• Task details:
Return the full material exactly.

--- Excerpted records ---

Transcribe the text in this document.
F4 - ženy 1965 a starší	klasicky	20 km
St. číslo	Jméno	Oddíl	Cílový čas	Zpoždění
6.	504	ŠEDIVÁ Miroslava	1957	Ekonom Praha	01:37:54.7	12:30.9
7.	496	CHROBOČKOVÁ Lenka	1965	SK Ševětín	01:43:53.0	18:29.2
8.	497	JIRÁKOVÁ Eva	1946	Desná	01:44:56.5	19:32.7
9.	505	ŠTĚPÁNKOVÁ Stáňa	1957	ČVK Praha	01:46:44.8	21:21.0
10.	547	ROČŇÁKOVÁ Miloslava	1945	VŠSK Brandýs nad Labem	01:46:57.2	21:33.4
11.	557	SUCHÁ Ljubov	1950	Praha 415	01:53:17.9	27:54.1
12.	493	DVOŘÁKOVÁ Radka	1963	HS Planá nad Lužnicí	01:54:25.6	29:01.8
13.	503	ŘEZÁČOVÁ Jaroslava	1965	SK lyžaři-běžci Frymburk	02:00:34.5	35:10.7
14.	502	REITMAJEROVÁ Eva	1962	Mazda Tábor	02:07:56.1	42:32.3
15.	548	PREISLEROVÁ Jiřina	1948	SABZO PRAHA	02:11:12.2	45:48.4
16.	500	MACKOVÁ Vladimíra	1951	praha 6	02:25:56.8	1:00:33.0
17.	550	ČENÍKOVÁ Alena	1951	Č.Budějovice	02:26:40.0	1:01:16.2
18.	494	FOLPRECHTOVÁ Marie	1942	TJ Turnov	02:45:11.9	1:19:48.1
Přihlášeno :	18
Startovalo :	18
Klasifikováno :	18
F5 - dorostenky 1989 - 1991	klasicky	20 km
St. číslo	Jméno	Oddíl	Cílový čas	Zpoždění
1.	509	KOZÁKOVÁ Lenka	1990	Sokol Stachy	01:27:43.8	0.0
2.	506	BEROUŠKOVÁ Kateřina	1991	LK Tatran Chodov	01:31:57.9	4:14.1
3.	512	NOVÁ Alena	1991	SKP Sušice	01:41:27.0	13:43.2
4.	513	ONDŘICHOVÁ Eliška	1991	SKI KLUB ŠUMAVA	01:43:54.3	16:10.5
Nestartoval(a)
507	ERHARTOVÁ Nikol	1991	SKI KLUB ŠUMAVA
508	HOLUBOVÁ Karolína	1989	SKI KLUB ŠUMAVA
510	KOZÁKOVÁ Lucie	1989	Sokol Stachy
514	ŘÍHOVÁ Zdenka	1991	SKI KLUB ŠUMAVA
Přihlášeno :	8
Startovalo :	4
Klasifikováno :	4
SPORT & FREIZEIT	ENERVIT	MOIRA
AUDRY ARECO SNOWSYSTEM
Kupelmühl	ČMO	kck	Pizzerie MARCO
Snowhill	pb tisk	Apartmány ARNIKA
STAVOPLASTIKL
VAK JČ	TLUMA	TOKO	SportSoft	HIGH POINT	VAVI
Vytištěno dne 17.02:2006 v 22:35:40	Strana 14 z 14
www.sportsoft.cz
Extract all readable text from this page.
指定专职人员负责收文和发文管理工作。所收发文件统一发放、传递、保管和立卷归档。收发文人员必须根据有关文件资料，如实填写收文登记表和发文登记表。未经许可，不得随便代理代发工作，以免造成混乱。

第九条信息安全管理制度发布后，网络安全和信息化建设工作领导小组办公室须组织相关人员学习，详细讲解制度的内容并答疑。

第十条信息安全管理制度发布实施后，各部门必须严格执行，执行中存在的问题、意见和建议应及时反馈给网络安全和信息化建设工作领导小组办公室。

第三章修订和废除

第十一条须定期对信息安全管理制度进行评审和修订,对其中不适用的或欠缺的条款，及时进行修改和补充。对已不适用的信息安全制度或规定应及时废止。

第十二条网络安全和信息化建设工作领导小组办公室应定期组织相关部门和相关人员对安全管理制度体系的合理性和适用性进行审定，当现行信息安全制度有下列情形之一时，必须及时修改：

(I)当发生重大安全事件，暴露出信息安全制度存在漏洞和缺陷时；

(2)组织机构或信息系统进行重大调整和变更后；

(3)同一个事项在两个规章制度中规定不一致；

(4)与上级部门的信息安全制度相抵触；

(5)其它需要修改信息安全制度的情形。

---

• The answer:
Transcribe the text in this document.
F4 - ženy 1965 a starší	klasicky	20 km
St. číslo	Jméno	Oddíl	Cílový čas	Zpoždění
6.	504	ŠEDIVÁ Miroslava	1957	Ekonom Praha	01:37:54.7	12:30.9
7.	496	CHROBOČKOVÁ Lenka	1965	SK Ševětín	01:43:53.0	18:29.2
8.	497	JIRÁKOVÁ Eva	1946	Desná	01:44:56.5	19:32.7
9.	505	ŠTĚPÁNKOVÁ Stáňa	1957	ČVK Praha	01:46:44.8	21:21.0
10.	547	ROČŇÁKOVÁ Miloslava	1945	VŠSK Brandýs nad Labem	01:46:57.2	21:33.4
11.	557	SUCHÁ Ljubov	1950	Praha 415	01:53:17.9	27:54.1
12.	493	DVOŘÁKOVÁ Radka	1963	HS Planá nad Lužnicí	01:54:25.6	29:01.8
13.	503	ŘEZÁČOVÁ Jaroslava	1965	SK lyžaři-běžci Frymburk	02:00:34.5	35:10.7
14.	502	REITMAJEROVÁ Eva	1962	Mazda Tábor	02:07:56.1	42:32.3
15.	548	PREISLEROVÁ Jiřina	1948	SABZO PRAHA	02:11:12.2	45:48.4
16.	500	MACKOVÁ Vladimíra	1951	praha 6	02:25:56.8	1:00:33.0
17.	550	ČENÍKOVÁ Alena	1951	Č.Budějovice	02:26:40.0	1:01:16.2
18.	494	FOLPRECHTOVÁ Marie	1942	TJ Turnov	02:45:11.9	1:19:48.1
Přihlášeno :	18
Startovalo :	18
Klasifikováno :	18
F5 - dorostenky 1989 - 1991	klasicky	20 km
St. číslo	Jméno	Oddíl	Cílový čas	Zpoždění
1.	509	KOZÁKOVÁ Lenka	1990	Sokol Stachy	01:27:43.8	0.0
2.	506	BEROUŠKOVÁ Kateřina	1991	LK Tatran Chodov	01:31:57.9	4:14.1
3.	512	NOVÁ Alena	1991	SKP Sušice	01:41:27.0	13:43.2
4.	513	ONDŘICHOVÁ Eliška	1991	SKI KLUB ŠUMAVA	01:43:54.3	16:10.5
Nestartoval(a)
507	ERHARTOVÁ Nikol	1991	SKI KLUB ŠUMAVA
508	HOLUBOVÁ Karolína	1989	SKI KLUB ŠUMAVA
510	KOZÁKOVÁ Lucie	1989	Sokol Stachy
514	ŘÍHOVÁ Zdenka	1991	SKI KLUB ŠUMAVA
Přihlášeno :	8
Startovalo :	4
Klasifikováno :	4
SPORT & FREIZEIT	ENERVIT	MOIRA
AUDRY ARECO SNOWSYSTEM
Kupelmühl	ČMO	kck	Pizzerie MARCO
Snowhill	pb tisk	Apartmány ARNIKA
STAVOPLASTIKL
VAK JČ	TLUMA	TOKO	SportSoft	HIGH POINT	VAVI
Vytištěno dne 17.02:2006 v 22:35:40	Strana 14 z 14
www.sportsoft.cz
Extract all readable text from this page.
指定专职人员负责收文和发文管理工作。所收发文件统一发放、传递、保管和立卷归档。收发文人员必须根据有关文件资料，如实填写收文登记表和发文登记表。未经许可，不得随便代理代发工作，以免造成混乱。

第九条信息安全管理制度发布后，网络安全和信息化建设工作领导小组办公室须组织相关人员学习，详细讲解制度的内容并答疑。

第十条信息安全管理制度发布实施后，各部门必须严格执行，执行中存在的问题、意见和建议应及时反馈给网络安全和信息化建设工作领导小组办公室。

第三章修订和废除

第十一条须定期对信息安全管理制度进行评审和修订,对其中不适用的或欠缺的条款，及时进行修改和补充。对已不适用的信息安全制度或规定应及时废止。

第十二条网络安全和信息化建设工作领导小组办公室应定期组织相关部门和相关人员对安全管理制度体系的合理性和适用性进行审定，当现行信息安全制度有下列情形之一时，必须及时修改：

(I)当发生重大安全事件，暴露出信息安全制度存在漏洞和缺陷时；

(2)组织机构或信息系统进行重大调整和变更后；

(3)同一个事项在两个规章制度中规定不一致；

(4)与上级部门的信息安全制度相抵触；

(5)其它需要修改信息安全制度的情形。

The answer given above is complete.